*INFORMATION SUPPLIED:*
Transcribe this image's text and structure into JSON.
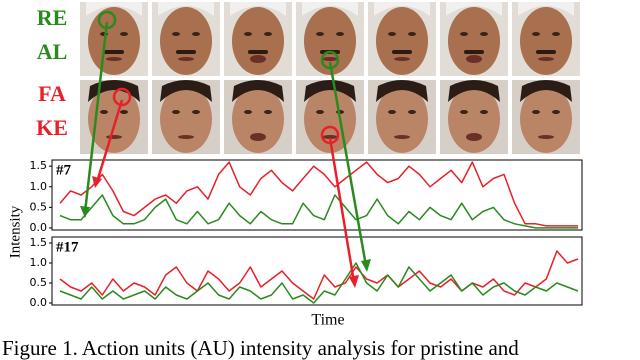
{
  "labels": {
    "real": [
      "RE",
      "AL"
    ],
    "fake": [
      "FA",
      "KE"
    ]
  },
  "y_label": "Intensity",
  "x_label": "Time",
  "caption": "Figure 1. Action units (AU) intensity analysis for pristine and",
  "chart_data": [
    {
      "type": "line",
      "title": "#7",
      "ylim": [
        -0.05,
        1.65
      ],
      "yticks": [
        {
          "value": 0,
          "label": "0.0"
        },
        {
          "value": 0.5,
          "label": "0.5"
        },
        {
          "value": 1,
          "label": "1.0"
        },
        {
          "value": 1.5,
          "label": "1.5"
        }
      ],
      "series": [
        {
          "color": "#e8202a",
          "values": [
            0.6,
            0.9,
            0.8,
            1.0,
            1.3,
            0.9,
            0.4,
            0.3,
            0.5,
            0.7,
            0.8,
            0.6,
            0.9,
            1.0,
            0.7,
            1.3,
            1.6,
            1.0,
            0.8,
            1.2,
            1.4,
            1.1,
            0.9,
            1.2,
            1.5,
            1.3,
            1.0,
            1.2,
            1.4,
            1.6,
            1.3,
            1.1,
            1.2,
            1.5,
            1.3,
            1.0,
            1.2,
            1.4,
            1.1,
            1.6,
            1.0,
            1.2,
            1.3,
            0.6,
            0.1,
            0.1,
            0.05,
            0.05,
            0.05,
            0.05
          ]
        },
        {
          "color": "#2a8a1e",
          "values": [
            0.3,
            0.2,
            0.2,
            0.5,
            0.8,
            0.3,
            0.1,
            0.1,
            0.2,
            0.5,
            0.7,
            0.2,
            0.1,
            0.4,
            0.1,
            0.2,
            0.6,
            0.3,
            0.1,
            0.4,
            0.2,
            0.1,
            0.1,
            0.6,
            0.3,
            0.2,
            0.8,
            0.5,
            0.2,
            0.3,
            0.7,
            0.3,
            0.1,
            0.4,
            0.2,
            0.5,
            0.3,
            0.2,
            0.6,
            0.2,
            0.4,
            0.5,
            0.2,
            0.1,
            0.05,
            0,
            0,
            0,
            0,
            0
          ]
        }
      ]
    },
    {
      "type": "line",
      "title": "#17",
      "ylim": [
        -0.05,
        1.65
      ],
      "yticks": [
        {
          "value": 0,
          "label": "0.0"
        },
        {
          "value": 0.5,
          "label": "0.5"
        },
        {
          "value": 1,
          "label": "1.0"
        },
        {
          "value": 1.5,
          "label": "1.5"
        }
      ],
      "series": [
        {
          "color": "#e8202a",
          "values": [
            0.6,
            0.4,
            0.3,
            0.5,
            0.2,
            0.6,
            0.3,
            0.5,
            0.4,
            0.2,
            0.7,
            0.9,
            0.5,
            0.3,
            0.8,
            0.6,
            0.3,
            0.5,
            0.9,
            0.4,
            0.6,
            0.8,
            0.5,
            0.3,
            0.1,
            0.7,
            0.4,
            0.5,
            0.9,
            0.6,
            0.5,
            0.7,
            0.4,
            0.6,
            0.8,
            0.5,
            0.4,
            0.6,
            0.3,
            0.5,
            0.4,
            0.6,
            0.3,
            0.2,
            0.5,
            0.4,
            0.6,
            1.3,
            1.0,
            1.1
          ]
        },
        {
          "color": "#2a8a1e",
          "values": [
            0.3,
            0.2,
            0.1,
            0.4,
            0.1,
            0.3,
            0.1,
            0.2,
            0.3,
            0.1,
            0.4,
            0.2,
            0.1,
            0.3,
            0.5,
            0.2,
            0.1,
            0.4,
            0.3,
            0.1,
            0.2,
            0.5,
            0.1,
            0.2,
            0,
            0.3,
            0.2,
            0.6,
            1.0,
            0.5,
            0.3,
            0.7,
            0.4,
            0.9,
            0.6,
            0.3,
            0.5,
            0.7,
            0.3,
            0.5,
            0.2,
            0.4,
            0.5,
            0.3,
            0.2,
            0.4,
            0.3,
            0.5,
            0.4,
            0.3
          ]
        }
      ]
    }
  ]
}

==

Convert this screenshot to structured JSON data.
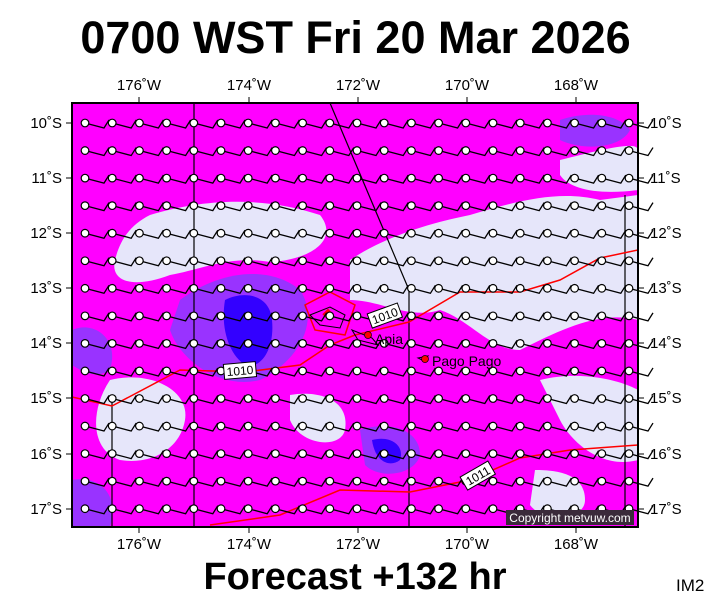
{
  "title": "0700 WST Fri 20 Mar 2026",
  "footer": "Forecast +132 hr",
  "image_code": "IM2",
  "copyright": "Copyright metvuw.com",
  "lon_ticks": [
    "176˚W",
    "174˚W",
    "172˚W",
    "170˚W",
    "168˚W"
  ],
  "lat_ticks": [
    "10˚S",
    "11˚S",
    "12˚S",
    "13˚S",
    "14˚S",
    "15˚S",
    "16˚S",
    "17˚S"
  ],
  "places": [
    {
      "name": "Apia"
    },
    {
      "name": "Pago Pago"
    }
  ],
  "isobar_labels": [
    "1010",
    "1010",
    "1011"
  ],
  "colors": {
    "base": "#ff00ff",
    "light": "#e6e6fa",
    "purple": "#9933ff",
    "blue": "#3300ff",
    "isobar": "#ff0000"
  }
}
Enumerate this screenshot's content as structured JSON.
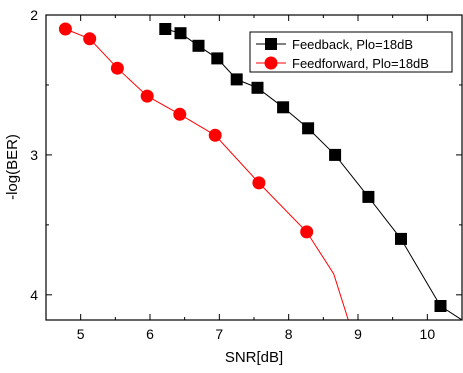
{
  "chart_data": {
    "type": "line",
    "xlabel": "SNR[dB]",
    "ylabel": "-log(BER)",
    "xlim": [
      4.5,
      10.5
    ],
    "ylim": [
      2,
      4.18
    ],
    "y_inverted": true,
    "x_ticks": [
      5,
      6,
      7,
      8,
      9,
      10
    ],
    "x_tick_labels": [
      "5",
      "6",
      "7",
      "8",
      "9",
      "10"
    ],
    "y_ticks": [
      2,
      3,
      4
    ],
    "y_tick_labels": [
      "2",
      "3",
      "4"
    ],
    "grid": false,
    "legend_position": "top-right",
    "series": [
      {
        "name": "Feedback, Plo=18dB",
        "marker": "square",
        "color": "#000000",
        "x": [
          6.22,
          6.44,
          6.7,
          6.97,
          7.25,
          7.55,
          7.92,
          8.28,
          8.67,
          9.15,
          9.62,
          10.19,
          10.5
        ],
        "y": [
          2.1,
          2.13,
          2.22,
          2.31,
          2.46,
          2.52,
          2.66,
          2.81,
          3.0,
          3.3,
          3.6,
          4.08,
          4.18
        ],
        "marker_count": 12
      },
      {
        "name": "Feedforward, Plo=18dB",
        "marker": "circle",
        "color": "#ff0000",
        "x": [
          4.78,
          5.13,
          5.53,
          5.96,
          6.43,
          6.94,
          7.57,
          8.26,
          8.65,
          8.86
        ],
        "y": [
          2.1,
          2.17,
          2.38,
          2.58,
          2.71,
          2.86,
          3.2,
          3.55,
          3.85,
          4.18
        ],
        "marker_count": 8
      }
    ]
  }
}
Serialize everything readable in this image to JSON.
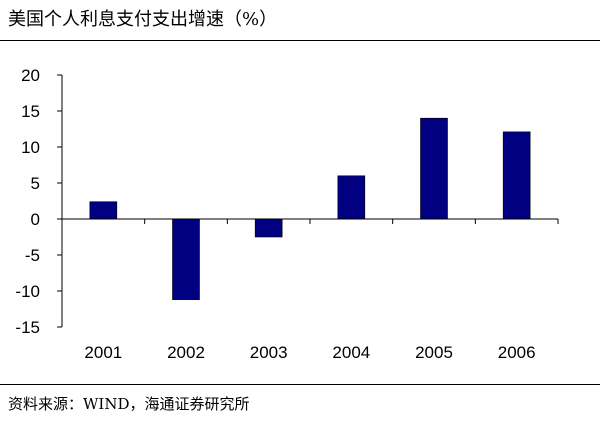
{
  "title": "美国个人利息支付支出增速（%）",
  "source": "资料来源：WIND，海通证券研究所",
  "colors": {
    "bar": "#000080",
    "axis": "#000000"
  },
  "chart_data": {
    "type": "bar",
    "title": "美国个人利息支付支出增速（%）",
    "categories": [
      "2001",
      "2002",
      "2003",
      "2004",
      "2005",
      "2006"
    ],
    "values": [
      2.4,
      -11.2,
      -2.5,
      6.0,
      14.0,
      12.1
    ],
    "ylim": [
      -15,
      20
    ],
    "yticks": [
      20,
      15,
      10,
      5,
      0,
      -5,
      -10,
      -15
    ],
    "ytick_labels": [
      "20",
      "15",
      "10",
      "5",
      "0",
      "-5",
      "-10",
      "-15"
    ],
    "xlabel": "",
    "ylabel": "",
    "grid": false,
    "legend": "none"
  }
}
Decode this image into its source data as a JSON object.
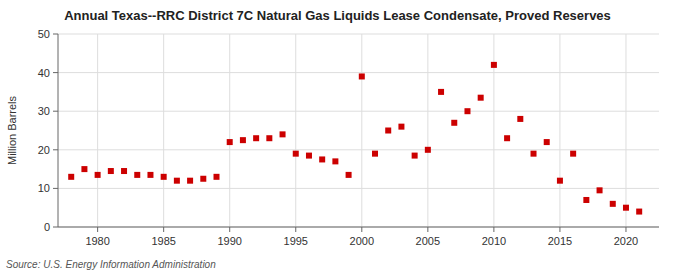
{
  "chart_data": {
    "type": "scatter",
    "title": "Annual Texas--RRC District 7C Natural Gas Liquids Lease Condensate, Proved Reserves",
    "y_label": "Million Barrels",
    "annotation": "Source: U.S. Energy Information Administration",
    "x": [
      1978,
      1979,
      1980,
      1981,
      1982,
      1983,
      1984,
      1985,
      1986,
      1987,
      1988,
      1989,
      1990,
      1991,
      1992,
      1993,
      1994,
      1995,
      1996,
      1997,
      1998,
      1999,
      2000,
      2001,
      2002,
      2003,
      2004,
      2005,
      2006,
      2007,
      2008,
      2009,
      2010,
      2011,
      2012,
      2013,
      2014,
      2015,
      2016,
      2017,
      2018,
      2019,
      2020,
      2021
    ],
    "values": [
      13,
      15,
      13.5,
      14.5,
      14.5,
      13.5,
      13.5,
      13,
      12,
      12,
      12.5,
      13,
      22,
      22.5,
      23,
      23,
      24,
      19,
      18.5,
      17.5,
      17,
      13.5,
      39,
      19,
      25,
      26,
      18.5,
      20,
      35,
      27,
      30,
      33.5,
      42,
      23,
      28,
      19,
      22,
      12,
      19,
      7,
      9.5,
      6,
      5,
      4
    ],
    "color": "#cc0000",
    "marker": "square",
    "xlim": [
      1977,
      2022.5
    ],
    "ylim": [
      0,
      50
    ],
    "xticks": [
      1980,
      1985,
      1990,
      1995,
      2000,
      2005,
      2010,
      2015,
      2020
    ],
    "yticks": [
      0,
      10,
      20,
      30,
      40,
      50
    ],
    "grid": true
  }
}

*DIRECTION:*
Pull every line containing "screenshot" out of the records.

*ANSWER TO THE TASK:*
Convert this screenshot to structured JSON data.
Enumerate this screenshot's content as structured JSON.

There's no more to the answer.